━━━ RECORD EXCERPTS ━━━

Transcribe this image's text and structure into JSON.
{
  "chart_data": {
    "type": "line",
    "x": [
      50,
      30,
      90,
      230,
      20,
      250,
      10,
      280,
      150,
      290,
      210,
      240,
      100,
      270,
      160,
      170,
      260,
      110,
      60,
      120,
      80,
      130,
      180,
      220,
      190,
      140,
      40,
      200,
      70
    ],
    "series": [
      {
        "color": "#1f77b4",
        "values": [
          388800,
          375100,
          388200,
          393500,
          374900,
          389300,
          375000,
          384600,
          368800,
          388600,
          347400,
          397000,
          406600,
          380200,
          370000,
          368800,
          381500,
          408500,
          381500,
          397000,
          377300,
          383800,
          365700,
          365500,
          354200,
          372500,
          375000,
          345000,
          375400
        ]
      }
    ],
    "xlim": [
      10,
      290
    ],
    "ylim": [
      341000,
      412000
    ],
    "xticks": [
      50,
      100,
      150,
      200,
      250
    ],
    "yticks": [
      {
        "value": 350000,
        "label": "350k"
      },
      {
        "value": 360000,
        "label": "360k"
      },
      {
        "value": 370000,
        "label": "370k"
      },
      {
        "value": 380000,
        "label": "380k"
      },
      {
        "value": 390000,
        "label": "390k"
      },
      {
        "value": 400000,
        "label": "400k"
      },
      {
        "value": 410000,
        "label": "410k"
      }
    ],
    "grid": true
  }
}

━━━

Show the data once more, exactly as it was written.

◆ **WRITTEN SOLUTION**
Transcribe this image's text and structure into JSON.
{
  "chart_data": {
    "type": "line",
    "x": [
      50,
      30,
      90,
      230,
      20,
      250,
      10,
      280,
      150,
      290,
      210,
      240,
      100,
      270,
      160,
      170,
      260,
      110,
      60,
      120,
      80,
      130,
      180,
      220,
      190,
      140,
      40,
      200,
      70
    ],
    "series": [
      {
        "color": "#1f77b4",
        "values": [
          388800,
          375100,
          388200,
          393500,
          374900,
          389300,
          375000,
          384600,
          368800,
          388600,
          347400,
          397000,
          406600,
          380200,
          370000,
          368800,
          381500,
          408500,
          381500,
          397000,
          377300,
          383800,
          365700,
          365500,
          354200,
          372500,
          375000,
          345000,
          375400
        ]
      }
    ],
    "xlim": [
      10,
      290
    ],
    "ylim": [
      341000,
      412000
    ],
    "xticks": [
      50,
      100,
      150,
      200,
      250
    ],
    "yticks": [
      {
        "value": 350000,
        "label": "350k"
      },
      {
        "value": 360000,
        "label": "360k"
      },
      {
        "value": 370000,
        "label": "370k"
      },
      {
        "value": 380000,
        "label": "380k"
      },
      {
        "value": 390000,
        "label": "390k"
      },
      {
        "value": 400000,
        "label": "400k"
      },
      {
        "value": 410000,
        "label": "410k"
      }
    ],
    "grid": true
  }
}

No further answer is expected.